Do this: For the entries that follow, tally the lines holding the string "mismas". Give the total and nothing else.

Task inputs:
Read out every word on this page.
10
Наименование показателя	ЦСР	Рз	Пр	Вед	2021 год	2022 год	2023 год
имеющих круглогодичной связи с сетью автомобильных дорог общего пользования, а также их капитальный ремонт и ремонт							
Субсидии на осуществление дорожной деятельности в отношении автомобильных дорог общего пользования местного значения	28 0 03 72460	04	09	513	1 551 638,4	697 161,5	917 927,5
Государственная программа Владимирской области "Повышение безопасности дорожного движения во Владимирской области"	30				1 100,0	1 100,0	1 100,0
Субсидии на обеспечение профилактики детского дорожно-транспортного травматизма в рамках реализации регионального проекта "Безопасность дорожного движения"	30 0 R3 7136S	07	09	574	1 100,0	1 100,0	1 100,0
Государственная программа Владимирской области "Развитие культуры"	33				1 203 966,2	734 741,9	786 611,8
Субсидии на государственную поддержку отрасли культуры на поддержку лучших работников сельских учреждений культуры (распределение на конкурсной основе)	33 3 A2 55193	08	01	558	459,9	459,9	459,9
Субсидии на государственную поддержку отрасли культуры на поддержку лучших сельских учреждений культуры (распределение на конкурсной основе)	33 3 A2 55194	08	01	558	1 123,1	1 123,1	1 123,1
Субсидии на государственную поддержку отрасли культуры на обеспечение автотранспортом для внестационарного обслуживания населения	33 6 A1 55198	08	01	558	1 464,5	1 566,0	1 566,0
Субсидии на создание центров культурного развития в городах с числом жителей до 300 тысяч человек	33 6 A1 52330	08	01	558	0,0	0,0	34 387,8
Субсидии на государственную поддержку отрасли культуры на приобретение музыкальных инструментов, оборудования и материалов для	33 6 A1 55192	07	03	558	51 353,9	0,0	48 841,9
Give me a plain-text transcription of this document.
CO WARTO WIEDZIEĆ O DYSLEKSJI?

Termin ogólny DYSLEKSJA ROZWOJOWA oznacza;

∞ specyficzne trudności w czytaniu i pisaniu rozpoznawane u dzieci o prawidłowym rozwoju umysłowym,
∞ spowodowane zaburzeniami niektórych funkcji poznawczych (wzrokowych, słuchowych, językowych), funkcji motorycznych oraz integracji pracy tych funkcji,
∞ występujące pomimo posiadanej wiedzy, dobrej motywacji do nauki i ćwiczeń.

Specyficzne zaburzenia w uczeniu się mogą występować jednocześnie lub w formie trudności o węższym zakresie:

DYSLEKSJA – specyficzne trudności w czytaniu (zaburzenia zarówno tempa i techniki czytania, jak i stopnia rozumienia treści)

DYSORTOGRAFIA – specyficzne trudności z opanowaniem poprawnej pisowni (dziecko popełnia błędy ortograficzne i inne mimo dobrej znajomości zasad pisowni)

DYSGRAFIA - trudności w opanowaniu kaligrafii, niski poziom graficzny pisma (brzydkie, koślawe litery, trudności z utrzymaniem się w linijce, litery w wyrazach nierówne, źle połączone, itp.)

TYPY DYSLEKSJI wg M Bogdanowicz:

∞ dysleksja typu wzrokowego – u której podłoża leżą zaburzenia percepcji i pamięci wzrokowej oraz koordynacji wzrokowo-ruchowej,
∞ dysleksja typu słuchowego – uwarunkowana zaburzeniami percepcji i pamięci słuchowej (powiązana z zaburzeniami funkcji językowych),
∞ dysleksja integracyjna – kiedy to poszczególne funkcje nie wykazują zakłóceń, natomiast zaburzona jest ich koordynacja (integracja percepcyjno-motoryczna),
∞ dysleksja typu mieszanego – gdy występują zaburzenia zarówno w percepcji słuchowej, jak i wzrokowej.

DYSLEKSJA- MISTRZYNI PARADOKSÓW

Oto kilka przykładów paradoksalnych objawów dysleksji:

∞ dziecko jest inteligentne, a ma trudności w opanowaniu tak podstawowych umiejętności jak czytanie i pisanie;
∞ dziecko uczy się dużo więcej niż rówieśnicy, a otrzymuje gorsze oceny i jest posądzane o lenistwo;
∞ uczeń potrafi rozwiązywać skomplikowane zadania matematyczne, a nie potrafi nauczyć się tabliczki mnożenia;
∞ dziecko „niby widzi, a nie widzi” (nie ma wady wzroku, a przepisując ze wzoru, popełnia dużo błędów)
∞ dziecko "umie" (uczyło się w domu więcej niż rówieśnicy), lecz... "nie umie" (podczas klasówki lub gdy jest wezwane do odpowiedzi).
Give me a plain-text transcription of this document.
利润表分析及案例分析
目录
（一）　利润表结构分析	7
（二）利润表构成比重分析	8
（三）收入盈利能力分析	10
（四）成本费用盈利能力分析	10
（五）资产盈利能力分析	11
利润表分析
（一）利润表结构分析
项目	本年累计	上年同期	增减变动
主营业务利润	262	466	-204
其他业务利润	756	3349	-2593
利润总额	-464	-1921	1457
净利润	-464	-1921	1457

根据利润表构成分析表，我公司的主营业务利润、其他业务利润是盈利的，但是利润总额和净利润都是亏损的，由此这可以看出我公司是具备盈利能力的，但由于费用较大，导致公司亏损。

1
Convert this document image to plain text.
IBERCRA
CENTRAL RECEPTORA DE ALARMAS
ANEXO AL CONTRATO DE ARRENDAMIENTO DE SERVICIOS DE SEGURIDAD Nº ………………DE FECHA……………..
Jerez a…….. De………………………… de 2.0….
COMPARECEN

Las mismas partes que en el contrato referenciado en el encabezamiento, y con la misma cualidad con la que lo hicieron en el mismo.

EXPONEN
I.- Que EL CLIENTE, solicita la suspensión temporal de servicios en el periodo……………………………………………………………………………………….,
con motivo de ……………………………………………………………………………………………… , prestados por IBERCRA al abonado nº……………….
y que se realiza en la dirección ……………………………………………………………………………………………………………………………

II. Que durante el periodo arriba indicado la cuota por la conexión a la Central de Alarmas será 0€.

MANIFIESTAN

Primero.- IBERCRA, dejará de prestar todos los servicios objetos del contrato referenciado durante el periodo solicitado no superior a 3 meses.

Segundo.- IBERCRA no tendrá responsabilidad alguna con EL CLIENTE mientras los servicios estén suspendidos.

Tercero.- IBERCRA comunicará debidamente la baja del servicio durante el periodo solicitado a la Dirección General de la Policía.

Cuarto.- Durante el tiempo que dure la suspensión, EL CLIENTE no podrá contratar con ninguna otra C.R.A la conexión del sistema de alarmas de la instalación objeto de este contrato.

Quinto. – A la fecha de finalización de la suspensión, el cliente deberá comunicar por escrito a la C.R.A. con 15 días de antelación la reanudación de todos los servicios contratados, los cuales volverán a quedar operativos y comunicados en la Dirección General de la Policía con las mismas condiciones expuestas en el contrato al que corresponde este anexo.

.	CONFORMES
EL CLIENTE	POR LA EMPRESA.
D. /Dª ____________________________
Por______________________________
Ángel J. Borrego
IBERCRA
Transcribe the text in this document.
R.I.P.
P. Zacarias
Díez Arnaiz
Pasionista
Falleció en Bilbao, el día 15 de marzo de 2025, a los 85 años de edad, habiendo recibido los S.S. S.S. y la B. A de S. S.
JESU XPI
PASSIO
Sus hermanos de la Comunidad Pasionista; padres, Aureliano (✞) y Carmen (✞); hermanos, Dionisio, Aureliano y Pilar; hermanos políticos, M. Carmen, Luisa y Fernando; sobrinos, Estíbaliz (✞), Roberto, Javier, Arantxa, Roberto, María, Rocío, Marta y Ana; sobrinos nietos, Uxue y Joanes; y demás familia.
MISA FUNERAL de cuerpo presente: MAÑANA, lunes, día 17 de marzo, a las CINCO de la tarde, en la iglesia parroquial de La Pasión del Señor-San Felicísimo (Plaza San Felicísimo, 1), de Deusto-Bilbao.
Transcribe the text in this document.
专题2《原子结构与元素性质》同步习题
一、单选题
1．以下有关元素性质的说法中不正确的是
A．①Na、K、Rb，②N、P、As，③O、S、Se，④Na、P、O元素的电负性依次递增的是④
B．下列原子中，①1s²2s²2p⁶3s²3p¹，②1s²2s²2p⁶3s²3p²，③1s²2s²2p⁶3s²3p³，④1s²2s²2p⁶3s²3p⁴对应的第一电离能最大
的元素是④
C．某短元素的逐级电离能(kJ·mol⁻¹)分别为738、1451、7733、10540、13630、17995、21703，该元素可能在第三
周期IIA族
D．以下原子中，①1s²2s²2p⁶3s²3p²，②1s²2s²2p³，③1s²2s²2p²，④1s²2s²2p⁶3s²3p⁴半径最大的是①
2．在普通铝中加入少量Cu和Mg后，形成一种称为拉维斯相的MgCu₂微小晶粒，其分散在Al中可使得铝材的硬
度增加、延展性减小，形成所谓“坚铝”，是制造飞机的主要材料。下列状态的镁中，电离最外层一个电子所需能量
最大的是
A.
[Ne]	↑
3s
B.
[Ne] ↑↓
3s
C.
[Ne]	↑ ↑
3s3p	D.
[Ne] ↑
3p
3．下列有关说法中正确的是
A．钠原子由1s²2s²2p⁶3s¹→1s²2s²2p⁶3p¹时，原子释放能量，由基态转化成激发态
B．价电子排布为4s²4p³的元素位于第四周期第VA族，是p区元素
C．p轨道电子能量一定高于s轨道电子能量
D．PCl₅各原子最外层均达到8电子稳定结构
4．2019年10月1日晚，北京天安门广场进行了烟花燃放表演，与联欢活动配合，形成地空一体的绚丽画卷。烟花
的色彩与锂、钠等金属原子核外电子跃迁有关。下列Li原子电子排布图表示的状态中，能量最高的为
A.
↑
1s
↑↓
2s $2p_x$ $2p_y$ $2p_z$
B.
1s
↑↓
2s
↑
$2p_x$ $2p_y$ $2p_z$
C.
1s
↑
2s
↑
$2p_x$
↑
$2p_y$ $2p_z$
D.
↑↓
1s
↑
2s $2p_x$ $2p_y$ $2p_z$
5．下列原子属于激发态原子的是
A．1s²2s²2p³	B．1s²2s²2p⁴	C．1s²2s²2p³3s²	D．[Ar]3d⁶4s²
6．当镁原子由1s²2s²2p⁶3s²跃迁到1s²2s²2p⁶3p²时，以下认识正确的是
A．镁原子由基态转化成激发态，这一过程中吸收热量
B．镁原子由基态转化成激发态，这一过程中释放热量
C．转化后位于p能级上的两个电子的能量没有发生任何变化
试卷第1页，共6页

The response: 2